Data to process:
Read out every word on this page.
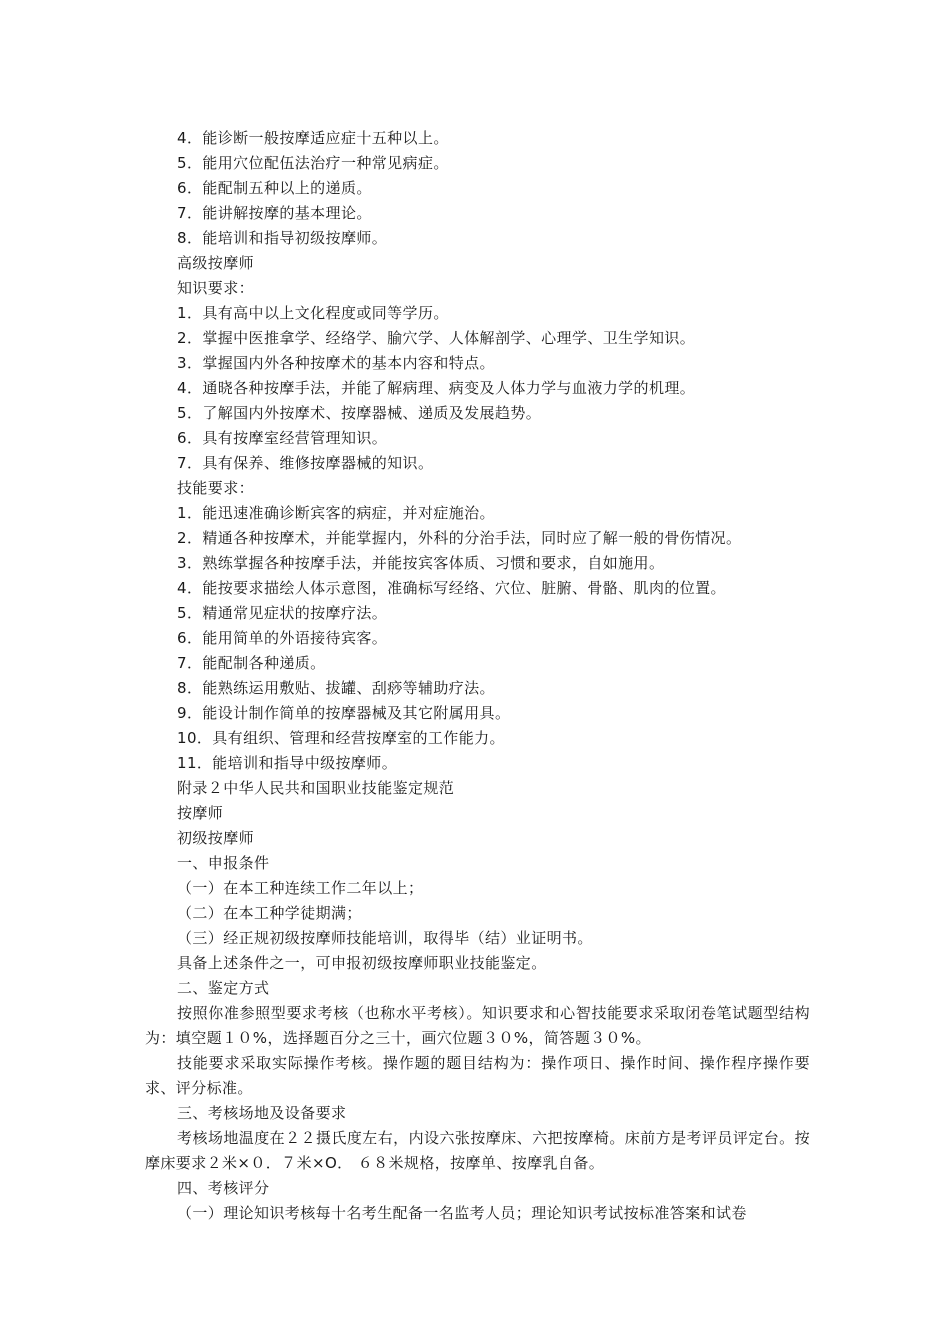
4．能诊断一般按摩适应症十五种以上。
5．能用穴位配伍法治疗一种常见病症。
6．能配制五种以上的递质。
7．能讲解按摩的基本理论。
8．能培训和指导初级按摩师。
高级按摩师
知识要求：
1．具有高中以上文化程度或同等学历。
2．掌握中医推拿学、经络学、腧穴学、人体解剖学、心理学、卫生学知识。
3．掌握国内外各种按摩术的基本内容和特点。
4．通晓各种按摩手法，并能了解病理、病变及人体力学与血液力学的机理。
5．了解国内外按摩术、按摩器械、递质及发展趋势。
6．具有按摩室经营管理知识。
7．具有保养、维修按摩器械的知识。
技能要求：
1．能迅速准确诊断宾客的病症，并对症施治。
2．精通各种按摩术，并能掌握内，外科的分治手法，同时应了解一般的骨伤情况。
3．熟练掌握各种按摩手法，并能按宾客体质、习惯和要求，自如施用。
4．能按要求描绘人体示意图，准确标写经络、穴位、脏腑、骨骼、肌肉的位置。
5．精通常见症状的按摩疗法。
6．能用简单的外语接待宾客。
7．能配制各种递质。
8．能熟练运用敷贴、拔罐、刮痧等辅助疗法。
9．能设计制作简单的按摩器械及其它附属用具。
10．具有组织、管理和经营按摩室的工作能力。
11．能培训和指导中级按摩师。
附录２中华人民共和国职业技能鉴定规范
按摩师
初级按摩师
一、申报条件
（一）在本工种连续工作二年以上；
（二）在本工种学徒期满；
（三）经正规初级按摩师技能培训，取得毕（结）业证明书。
具备上述条件之一，可申报初级按摩师职业技能鉴定。
二、鉴定方式
按照你准参照型要求考核（也称水平考核）。知识要求和心智技能要求采取闭卷笔试题型结构为：填空题１０%，选择题百分之三十，画穴位题３０%，简答题３０%。
技能要求采取实际操作考核。操作题的题目结构为：操作项日、操作时间、操作程序操作要求、评分标准。
三、考核场地及设备要求
考核场地温度在２２摄氏度左右，内设六张按摩床、六把按摩椅。床前方是考评员评定台。按摩床要求２米×０．７米×O． ６８米规格，按摩单、按摩乳自备。
四、考核评分
（一）理论知识考核每十名考生配备一名监考人员；理论知识考试按标准答案和试卷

Exercise aim:
Write out the entries again, exactly as given, skipping any images.

Reply:
Read out every word on this page.
4．能诊断一般按摩适应症十五种以上。
5．能用穴位配伍法治疗一种常见病症。
6．能配制五种以上的递质。
7．能讲解按摩的基本理论。
8．能培训和指导初级按摩师。
高级按摩师
知识要求：
1．具有高中以上文化程度或同等学历。
2．掌握中医推拿学、经络学、腧穴学、人体解剖学、心理学、卫生学知识。
3．掌握国内外各种按摩术的基本内容和特点。
4．通晓各种按摩手法，并能了解病理、病变及人体力学与血液力学的机理。
5．了解国内外按摩术、按摩器械、递质及发展趋势。
6．具有按摩室经营管理知识。
7．具有保养、维修按摩器械的知识。
技能要求：
1．能迅速准确诊断宾客的病症，并对症施治。
2．精通各种按摩术，并能掌握内，外科的分治手法，同时应了解一般的骨伤情况。
3．熟练掌握各种按摩手法，并能按宾客体质、习惯和要求，自如施用。
4．能按要求描绘人体示意图，准确标写经络、穴位、脏腑、骨骼、肌肉的位置。
5．精通常见症状的按摩疗法。
6．能用简单的外语接待宾客。
7．能配制各种递质。
8．能熟练运用敷贴、拔罐、刮痧等辅助疗法。
9．能设计制作简单的按摩器械及其它附属用具。
10．具有组织、管理和经营按摩室的工作能力。
11．能培训和指导中级按摩师。
附录２中华人民共和国职业技能鉴定规范
按摩师
初级按摩师
一、申报条件
（一）在本工种连续工作二年以上；
（二）在本工种学徒期满；
（三）经正规初级按摩师技能培训，取得毕（结）业证明书。
具备上述条件之一，可申报初级按摩师职业技能鉴定。
二、鉴定方式
按照你准参照型要求考核（也称水平考核）。知识要求和心智技能要求采取闭卷笔试题型结构为：填空题１０%，选择题百分之三十，画穴位题３０%，简答题３０%。
技能要求采取实际操作考核。操作题的题目结构为：操作项日、操作时间、操作程序操作要求、评分标准。
三、考核场地及设备要求
考核场地温度在２２摄氏度左右，内设六张按摩床、六把按摩椅。床前方是考评员评定台。按摩床要求２米×０．７米×O． ６８米规格，按摩单、按摩乳自备。
四、考核评分
（一）理论知识考核每十名考生配备一名监考人员；理论知识考试按标准答案和试卷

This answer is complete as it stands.